[Written exercise]
Review the material line by line. Identify and copy every line that contains the string "screenshot".

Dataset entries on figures

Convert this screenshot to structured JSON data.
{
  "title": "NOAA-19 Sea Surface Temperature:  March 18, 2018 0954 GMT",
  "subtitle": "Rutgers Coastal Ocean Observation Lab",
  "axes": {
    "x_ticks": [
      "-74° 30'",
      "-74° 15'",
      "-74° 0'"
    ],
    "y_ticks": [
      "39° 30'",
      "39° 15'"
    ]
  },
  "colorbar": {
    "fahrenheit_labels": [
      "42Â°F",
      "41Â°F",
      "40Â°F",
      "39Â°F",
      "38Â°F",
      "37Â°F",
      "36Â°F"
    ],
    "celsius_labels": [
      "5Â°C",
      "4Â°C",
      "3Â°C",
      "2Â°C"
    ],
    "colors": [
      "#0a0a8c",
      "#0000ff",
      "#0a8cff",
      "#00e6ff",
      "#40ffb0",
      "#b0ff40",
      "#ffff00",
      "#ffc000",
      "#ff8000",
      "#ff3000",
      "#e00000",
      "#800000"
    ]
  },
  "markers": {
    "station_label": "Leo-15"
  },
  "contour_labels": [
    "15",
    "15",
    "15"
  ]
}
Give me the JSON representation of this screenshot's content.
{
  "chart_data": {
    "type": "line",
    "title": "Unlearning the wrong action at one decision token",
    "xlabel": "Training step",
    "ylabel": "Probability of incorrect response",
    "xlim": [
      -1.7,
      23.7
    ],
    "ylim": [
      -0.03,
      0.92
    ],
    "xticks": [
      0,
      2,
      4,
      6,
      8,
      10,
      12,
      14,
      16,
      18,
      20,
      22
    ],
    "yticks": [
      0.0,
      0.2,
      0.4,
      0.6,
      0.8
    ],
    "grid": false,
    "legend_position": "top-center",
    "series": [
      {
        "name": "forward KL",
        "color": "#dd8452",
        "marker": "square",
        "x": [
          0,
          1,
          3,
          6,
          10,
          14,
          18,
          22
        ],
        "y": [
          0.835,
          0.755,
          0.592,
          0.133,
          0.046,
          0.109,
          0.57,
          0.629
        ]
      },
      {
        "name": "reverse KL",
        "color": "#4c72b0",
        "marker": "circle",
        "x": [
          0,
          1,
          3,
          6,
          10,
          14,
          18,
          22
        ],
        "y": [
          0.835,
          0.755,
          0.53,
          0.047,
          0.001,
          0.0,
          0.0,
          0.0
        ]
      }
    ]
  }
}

[Right answer]
Convert this screenshot to structured JSON data.
Give me the JSON representation of this screenshot's content.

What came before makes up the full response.